■ Directive ■
Quote all of the data exactly as given. Skip every picture it contains.

■ Working data ■
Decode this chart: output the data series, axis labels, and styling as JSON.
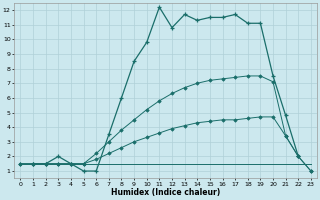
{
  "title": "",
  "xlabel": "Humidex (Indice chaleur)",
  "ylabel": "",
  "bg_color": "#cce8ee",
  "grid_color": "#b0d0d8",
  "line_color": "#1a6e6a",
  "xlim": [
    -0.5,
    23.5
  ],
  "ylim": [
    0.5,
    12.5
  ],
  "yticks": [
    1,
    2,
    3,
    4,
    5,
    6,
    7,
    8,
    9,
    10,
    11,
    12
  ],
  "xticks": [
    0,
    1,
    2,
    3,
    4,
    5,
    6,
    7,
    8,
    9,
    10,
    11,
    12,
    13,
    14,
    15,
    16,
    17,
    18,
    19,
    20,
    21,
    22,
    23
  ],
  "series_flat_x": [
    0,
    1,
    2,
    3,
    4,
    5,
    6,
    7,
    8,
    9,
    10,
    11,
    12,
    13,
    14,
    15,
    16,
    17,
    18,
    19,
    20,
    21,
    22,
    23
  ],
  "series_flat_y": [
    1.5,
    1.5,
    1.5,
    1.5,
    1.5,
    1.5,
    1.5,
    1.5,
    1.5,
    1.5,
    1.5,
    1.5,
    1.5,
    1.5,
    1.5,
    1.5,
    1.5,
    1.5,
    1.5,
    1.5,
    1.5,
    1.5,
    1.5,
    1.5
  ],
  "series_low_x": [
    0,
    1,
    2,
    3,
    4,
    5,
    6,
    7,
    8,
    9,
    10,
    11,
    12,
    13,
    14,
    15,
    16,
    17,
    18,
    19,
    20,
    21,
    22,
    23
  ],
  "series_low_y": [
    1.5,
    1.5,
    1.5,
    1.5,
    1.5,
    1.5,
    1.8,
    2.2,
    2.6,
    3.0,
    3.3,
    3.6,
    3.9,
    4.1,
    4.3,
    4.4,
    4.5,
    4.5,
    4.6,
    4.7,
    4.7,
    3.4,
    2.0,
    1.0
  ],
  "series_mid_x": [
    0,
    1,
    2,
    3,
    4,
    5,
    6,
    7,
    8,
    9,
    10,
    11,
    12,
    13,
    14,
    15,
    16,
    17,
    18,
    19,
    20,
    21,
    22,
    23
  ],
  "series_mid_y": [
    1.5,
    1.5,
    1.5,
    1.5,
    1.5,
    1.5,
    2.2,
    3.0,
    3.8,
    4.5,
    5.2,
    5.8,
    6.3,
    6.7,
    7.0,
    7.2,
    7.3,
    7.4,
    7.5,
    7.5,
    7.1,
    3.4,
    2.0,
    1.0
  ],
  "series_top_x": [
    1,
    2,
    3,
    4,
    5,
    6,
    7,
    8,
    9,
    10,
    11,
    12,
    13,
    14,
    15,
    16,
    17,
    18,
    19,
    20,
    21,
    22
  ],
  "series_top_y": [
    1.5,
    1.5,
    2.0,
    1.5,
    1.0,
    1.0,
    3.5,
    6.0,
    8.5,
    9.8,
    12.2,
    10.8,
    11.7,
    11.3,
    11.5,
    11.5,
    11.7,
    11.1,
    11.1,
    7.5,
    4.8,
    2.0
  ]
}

■ Written answer ■
Decode this chart: output the data series, axis labels, and styling as JSON.
{
  "title": "",
  "xlabel": "Humidex (Indice chaleur)",
  "ylabel": "",
  "bg_color": "#cce8ee",
  "grid_color": "#b0d0d8",
  "line_color": "#1a6e6a",
  "xlim": [
    -0.5,
    23.5
  ],
  "ylim": [
    0.5,
    12.5
  ],
  "yticks": [
    1,
    2,
    3,
    4,
    5,
    6,
    7,
    8,
    9,
    10,
    11,
    12
  ],
  "xticks": [
    0,
    1,
    2,
    3,
    4,
    5,
    6,
    7,
    8,
    9,
    10,
    11,
    12,
    13,
    14,
    15,
    16,
    17,
    18,
    19,
    20,
    21,
    22,
    23
  ],
  "series_flat_x": [
    0,
    1,
    2,
    3,
    4,
    5,
    6,
    7,
    8,
    9,
    10,
    11,
    12,
    13,
    14,
    15,
    16,
    17,
    18,
    19,
    20,
    21,
    22,
    23
  ],
  "series_flat_y": [
    1.5,
    1.5,
    1.5,
    1.5,
    1.5,
    1.5,
    1.5,
    1.5,
    1.5,
    1.5,
    1.5,
    1.5,
    1.5,
    1.5,
    1.5,
    1.5,
    1.5,
    1.5,
    1.5,
    1.5,
    1.5,
    1.5,
    1.5,
    1.5
  ],
  "series_low_x": [
    0,
    1,
    2,
    3,
    4,
    5,
    6,
    7,
    8,
    9,
    10,
    11,
    12,
    13,
    14,
    15,
    16,
    17,
    18,
    19,
    20,
    21,
    22,
    23
  ],
  "series_low_y": [
    1.5,
    1.5,
    1.5,
    1.5,
    1.5,
    1.5,
    1.8,
    2.2,
    2.6,
    3.0,
    3.3,
    3.6,
    3.9,
    4.1,
    4.3,
    4.4,
    4.5,
    4.5,
    4.6,
    4.7,
    4.7,
    3.4,
    2.0,
    1.0
  ],
  "series_mid_x": [
    0,
    1,
    2,
    3,
    4,
    5,
    6,
    7,
    8,
    9,
    10,
    11,
    12,
    13,
    14,
    15,
    16,
    17,
    18,
    19,
    20,
    21,
    22,
    23
  ],
  "series_mid_y": [
    1.5,
    1.5,
    1.5,
    1.5,
    1.5,
    1.5,
    2.2,
    3.0,
    3.8,
    4.5,
    5.2,
    5.8,
    6.3,
    6.7,
    7.0,
    7.2,
    7.3,
    7.4,
    7.5,
    7.5,
    7.1,
    3.4,
    2.0,
    1.0
  ],
  "series_top_x": [
    1,
    2,
    3,
    4,
    5,
    6,
    7,
    8,
    9,
    10,
    11,
    12,
    13,
    14,
    15,
    16,
    17,
    18,
    19,
    20,
    21,
    22
  ],
  "series_top_y": [
    1.5,
    1.5,
    2.0,
    1.5,
    1.0,
    1.0,
    3.5,
    6.0,
    8.5,
    9.8,
    12.2,
    10.8,
    11.7,
    11.3,
    11.5,
    11.5,
    11.7,
    11.1,
    11.1,
    7.5,
    4.8,
    2.0
  ]
}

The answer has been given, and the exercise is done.